%%
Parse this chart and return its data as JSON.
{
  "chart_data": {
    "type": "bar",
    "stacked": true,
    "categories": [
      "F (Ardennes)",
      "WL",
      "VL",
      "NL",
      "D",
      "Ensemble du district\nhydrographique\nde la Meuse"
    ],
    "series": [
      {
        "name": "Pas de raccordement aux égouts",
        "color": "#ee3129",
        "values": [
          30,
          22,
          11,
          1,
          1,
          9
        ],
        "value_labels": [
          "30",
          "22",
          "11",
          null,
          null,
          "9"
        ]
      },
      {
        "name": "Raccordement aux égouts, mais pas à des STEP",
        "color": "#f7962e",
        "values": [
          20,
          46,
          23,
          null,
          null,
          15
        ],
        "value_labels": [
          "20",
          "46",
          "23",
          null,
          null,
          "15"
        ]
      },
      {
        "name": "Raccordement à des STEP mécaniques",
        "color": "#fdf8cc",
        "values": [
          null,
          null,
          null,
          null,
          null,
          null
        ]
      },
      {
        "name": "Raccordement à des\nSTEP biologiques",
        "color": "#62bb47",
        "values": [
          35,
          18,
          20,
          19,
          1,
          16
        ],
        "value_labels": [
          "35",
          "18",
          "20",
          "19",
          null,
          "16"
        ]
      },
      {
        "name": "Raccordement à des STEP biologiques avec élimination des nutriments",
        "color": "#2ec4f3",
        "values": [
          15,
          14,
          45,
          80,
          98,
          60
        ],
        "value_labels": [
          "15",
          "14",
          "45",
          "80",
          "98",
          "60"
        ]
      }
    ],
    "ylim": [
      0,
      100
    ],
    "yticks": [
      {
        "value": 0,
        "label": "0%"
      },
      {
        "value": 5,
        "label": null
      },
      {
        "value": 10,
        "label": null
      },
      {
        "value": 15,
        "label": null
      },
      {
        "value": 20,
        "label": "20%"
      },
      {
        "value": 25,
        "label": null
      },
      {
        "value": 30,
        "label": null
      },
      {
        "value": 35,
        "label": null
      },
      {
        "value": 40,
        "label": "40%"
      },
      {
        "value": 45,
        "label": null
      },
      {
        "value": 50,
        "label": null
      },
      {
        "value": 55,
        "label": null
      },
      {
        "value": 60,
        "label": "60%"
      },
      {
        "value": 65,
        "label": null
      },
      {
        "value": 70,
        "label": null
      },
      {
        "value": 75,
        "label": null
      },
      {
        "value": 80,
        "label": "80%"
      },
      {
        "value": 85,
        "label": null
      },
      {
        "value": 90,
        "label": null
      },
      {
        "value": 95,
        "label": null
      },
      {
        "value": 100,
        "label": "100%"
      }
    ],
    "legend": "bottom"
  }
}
%%
> **Task to carry out**
Produce a verbatim transcription of the entries above.

> **Result**
Parse this chart and return its data as JSON.
{
  "chart_data": {
    "type": "bar",
    "stacked": true,
    "categories": [
      "F (Ardennes)",
      "WL",
      "VL",
      "NL",
      "D",
      "Ensemble du district\nhydrographique\nde la Meuse"
    ],
    "series": [
      {
        "name": "Pas de raccordement aux égouts",
        "color": "#ee3129",
        "values": [
          30,
          22,
          11,
          1,
          1,
          9
        ],
        "value_labels": [
          "30",
          "22",
          "11",
          null,
          null,
          "9"
        ]
      },
      {
        "name": "Raccordement aux égouts, mais pas à des STEP",
        "color": "#f7962e",
        "values": [
          20,
          46,
          23,
          null,
          null,
          15
        ],
        "value_labels": [
          "20",
          "46",
          "23",
          null,
          null,
          "15"
        ]
      },
      {
        "name": "Raccordement à des STEP mécaniques",
        "color": "#fdf8cc",
        "values": [
          null,
          null,
          null,
          null,
          null,
          null
        ]
      },
      {
        "name": "Raccordement à des\nSTEP biologiques",
        "color": "#62bb47",
        "values": [
          35,
          18,
          20,
          19,
          1,
          16
        ],
        "value_labels": [
          "35",
          "18",
          "20",
          "19",
          null,
          "16"
        ]
      },
      {
        "name": "Raccordement à des STEP biologiques avec élimination des nutriments",
        "color": "#2ec4f3",
        "values": [
          15,
          14,
          45,
          80,
          98,
          60
        ],
        "value_labels": [
          "15",
          "14",
          "45",
          "80",
          "98",
          "60"
        ]
      }
    ],
    "ylim": [
      0,
      100
    ],
    "yticks": [
      {
        "value": 0,
        "label": "0%"
      },
      {
        "value": 5,
        "label": null
      },
      {
        "value": 10,
        "label": null
      },
      {
        "value": 15,
        "label": null
      },
      {
        "value": 20,
        "label": "20%"
      },
      {
        "value": 25,
        "label": null
      },
      {
        "value": 30,
        "label": null
      },
      {
        "value": 35,
        "label": null
      },
      {
        "value": 40,
        "label": "40%"
      },
      {
        "value": 45,
        "label": null
      },
      {
        "value": 50,
        "label": null
      },
      {
        "value": 55,
        "label": null
      },
      {
        "value": 60,
        "label": "60%"
      },
      {
        "value": 65,
        "label": null
      },
      {
        "value": 70,
        "label": null
      },
      {
        "value": 75,
        "label": null
      },
      {
        "value": 80,
        "label": "80%"
      },
      {
        "value": 85,
        "label": null
      },
      {
        "value": 90,
        "label": null
      },
      {
        "value": 95,
        "label": null
      },
      {
        "value": 100,
        "label": "100%"
      }
    ],
    "legend": "bottom"
  }
}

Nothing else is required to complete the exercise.